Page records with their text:
[Start of Attachment]
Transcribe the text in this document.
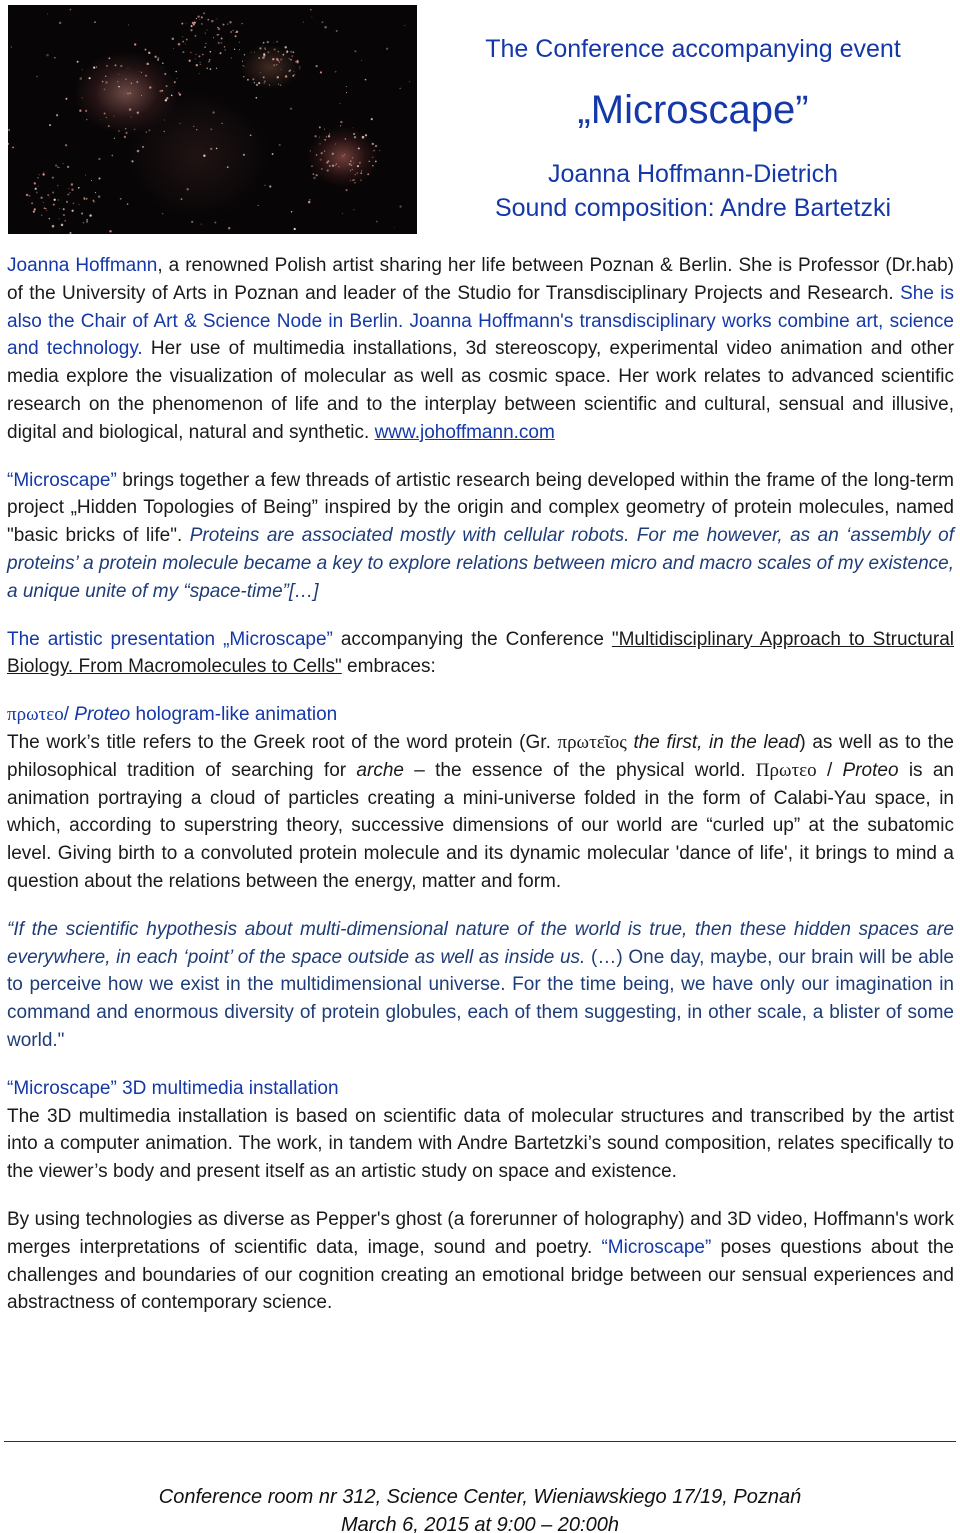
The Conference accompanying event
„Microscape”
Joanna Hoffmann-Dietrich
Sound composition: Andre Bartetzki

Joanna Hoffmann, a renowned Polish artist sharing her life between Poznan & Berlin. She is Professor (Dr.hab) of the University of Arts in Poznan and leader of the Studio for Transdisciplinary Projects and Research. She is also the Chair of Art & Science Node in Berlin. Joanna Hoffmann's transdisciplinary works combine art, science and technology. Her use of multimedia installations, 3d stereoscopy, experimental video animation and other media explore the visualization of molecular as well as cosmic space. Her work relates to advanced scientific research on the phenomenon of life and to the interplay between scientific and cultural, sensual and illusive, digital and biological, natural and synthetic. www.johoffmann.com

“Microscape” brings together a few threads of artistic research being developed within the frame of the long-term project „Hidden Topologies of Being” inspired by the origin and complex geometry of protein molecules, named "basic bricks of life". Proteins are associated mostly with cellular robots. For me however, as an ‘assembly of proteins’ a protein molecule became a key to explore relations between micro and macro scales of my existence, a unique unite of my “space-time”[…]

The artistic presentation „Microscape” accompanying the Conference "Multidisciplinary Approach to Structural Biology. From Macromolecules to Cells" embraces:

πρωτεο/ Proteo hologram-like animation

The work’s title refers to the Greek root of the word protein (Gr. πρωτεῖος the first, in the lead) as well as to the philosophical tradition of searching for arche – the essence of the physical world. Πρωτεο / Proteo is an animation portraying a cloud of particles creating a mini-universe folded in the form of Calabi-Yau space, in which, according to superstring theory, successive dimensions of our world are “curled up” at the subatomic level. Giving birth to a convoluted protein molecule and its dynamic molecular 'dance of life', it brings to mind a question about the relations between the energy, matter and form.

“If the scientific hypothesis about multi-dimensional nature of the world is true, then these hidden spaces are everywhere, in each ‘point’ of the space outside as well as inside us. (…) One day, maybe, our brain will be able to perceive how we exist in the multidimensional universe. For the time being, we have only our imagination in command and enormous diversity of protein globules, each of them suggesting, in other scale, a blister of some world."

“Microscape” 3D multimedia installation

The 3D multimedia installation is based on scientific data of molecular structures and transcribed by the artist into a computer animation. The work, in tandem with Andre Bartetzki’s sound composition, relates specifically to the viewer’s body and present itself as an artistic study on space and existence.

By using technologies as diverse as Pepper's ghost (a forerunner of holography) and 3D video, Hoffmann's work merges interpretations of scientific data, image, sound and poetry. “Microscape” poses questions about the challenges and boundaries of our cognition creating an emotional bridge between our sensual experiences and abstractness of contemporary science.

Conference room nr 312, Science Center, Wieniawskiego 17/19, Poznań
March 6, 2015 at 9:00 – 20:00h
[End of Attachment]
Every line above that holds "accompanying" should be copied out.

Task output:
The Conference accompanying event
The artistic presentation „Microscape” accompanying the Conference "Multidisciplinary Approach to Structural Biology. From Macromolecules to Cells" embraces:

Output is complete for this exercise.